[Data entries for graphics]
[Begin]
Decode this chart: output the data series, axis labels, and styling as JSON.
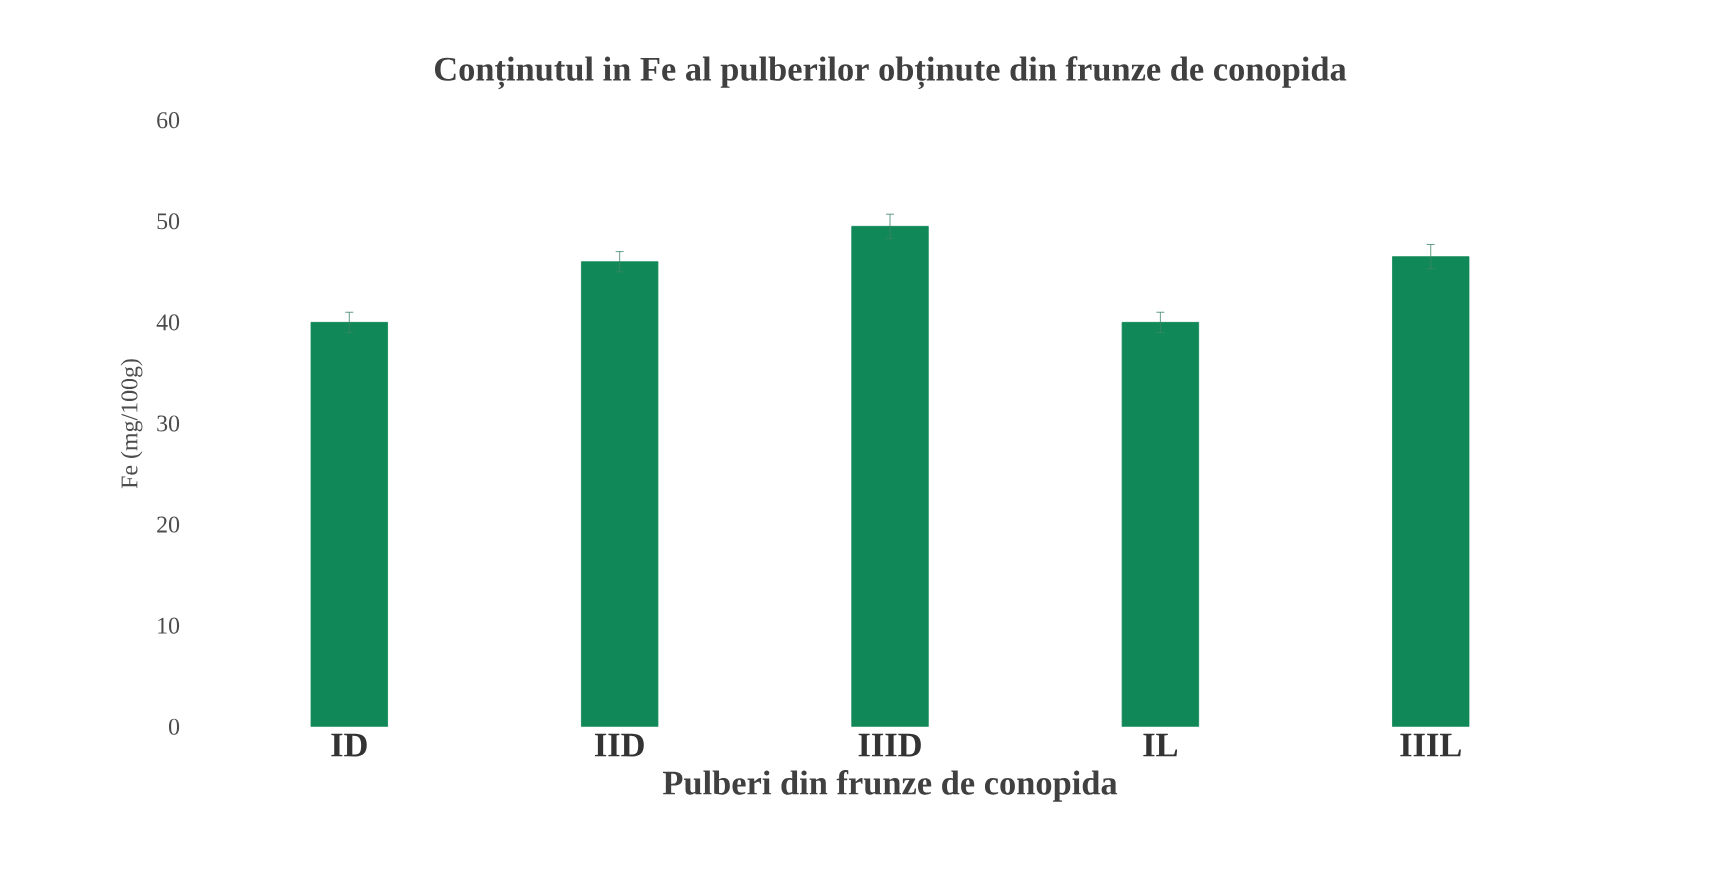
{
  "chart_data": {
    "type": "bar",
    "title": "Conținutul in Fe al pulberilor obținute din frunze de conopida",
    "xlabel": "Pulberi din frunze de conopida",
    "ylabel": "Fe (mg/100g)",
    "categories": [
      "ID",
      "IID",
      "IIID",
      "IL",
      "IIIL"
    ],
    "values": [
      40,
      46,
      49.5,
      40,
      46.5
    ],
    "errors": [
      1,
      1,
      1.2,
      1,
      1.2
    ],
    "color": "#108858",
    "ylim": [
      0,
      60
    ],
    "yticks": [
      0,
      10,
      20,
      30,
      40,
      50,
      60
    ],
    "grid": false
  }
}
[End]
- [DIRECTIVE]: Without the pictures, repeat the listing above exactly.

- [TASK SOLUTION]:
Decode this chart: output the data series, axis labels, and styling as JSON.
{
  "chart_data": {
    "type": "bar",
    "title": "Conținutul in Fe al pulberilor obținute din frunze de conopida",
    "xlabel": "Pulberi din frunze de conopida",
    "ylabel": "Fe (mg/100g)",
    "categories": [
      "ID",
      "IID",
      "IIID",
      "IL",
      "IIIL"
    ],
    "values": [
      40,
      46,
      49.5,
      40,
      46.5
    ],
    "errors": [
      1,
      1,
      1.2,
      1,
      1.2
    ],
    "color": "#108858",
    "ylim": [
      0,
      60
    ],
    "yticks": [
      0,
      10,
      20,
      30,
      40,
      50,
      60
    ],
    "grid": false
  }
}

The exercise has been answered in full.